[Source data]
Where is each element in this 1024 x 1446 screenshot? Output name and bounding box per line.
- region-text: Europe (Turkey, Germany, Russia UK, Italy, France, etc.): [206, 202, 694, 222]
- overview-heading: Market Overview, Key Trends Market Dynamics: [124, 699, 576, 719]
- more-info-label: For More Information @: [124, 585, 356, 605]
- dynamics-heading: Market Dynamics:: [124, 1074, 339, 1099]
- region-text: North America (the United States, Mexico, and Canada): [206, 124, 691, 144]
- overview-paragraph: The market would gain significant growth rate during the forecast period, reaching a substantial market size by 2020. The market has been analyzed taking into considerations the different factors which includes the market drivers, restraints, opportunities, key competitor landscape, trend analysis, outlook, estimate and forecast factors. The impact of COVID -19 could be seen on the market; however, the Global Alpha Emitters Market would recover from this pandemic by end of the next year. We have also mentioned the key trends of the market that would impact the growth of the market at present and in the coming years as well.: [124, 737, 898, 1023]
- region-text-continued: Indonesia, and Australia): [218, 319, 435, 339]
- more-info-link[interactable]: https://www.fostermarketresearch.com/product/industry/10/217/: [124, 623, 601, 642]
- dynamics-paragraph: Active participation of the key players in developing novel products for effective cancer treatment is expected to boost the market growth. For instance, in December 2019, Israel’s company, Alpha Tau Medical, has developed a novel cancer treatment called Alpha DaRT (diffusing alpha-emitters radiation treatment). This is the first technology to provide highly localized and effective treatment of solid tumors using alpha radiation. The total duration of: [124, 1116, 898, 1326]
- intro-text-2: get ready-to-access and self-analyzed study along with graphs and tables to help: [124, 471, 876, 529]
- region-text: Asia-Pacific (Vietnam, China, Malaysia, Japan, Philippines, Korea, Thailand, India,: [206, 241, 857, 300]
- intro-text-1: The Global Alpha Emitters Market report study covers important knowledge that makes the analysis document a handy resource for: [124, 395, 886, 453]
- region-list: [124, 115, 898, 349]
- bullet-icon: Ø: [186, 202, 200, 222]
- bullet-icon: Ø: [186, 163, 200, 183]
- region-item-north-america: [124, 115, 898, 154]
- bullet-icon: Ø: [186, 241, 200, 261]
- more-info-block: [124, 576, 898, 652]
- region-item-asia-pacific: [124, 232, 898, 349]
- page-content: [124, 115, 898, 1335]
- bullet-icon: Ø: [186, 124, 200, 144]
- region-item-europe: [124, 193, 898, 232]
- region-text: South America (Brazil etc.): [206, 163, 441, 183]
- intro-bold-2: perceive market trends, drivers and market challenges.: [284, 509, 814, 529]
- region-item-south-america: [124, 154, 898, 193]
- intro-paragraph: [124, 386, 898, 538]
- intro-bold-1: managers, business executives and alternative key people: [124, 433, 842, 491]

→ **Work task**
Retype the data precisely.

→ **Answer section**
Where is each element in this 1024 x 1446 screenshot? Output name and bounding box per line.
- region-text: Europe (Turkey, Germany, Russia UK, Italy, France, etc.): [206, 202, 694, 222]
- overview-heading: Market Overview, Key Trends Market Dynamics: [124, 699, 576, 719]
- more-info-label: For More Information @: [124, 585, 356, 605]
- dynamics-heading: Market Dynamics:: [124, 1074, 339, 1099]
- region-text: North America (the United States, Mexico, and Canada): [206, 124, 691, 144]
- overview-paragraph: The market would gain significant growth rate during the forecast period, reaching a substantial market size by 2020. The market has been analyzed taking into considerations the different factors which includes the market drivers, restraints, opportunities, key competitor landscape, trend analysis, outlook, estimate and forecast factors. The impact of COVID -19 could be seen on the market; however, the Global Alpha Emitters Market would recover from this pandemic by end of the next year. We have also mentioned the key trends of the market that would impact the growth of the market at present and in the coming years as well.: [124, 737, 898, 1023]
- region-text-continued: Indonesia, and Australia): [218, 319, 435, 339]
- more-info-link[interactable]: https://www.fostermarketresearch.com/product/industry/10/217/: [124, 623, 601, 642]
- dynamics-paragraph: Active participation of the key players in developing novel products for effective cancer treatment is expected to boost the market growth. For instance, in December 2019, Israel’s company, Alpha Tau Medical, has developed a novel cancer treatment called Alpha DaRT (diffusing alpha-emitters radiation treatment). This is the first technology to provide highly localized and effective treatment of solid tumors using alpha radiation. The total duration of: [124, 1116, 898, 1326]
- intro-text-2: get ready-to-access and self-analyzed study along with graphs and tables to help: [124, 471, 876, 529]
- region-text: Asia-Pacific (Vietnam, China, Malaysia, Japan, Philippines, Korea, Thailand, India,: [206, 241, 857, 300]
- intro-text-1: The Global Alpha Emitters Market report study covers important knowledge that makes the analysis document a handy resource for: [124, 395, 886, 453]
- region-list: [124, 115, 898, 349]
- bullet-icon: Ø: [186, 202, 200, 222]
- bullet-icon: Ø: [186, 163, 200, 183]
- region-item-north-america: [124, 115, 898, 154]
- bullet-icon: Ø: [186, 241, 200, 261]
- more-info-block: [124, 576, 898, 652]
- region-item-asia-pacific: [124, 232, 898, 349]
- page-content: [124, 115, 898, 1335]
- bullet-icon: Ø: [186, 124, 200, 144]
- region-item-europe: [124, 193, 898, 232]
- region-text: South America (Brazil etc.): [206, 163, 441, 183]
- intro-bold-2: perceive market trends, drivers and market challenges.: [284, 509, 814, 529]
- region-item-south-america: [124, 154, 898, 193]
- intro-paragraph: [124, 386, 898, 538]
- intro-bold-1: managers, business executives and alternative key people: [124, 433, 842, 491]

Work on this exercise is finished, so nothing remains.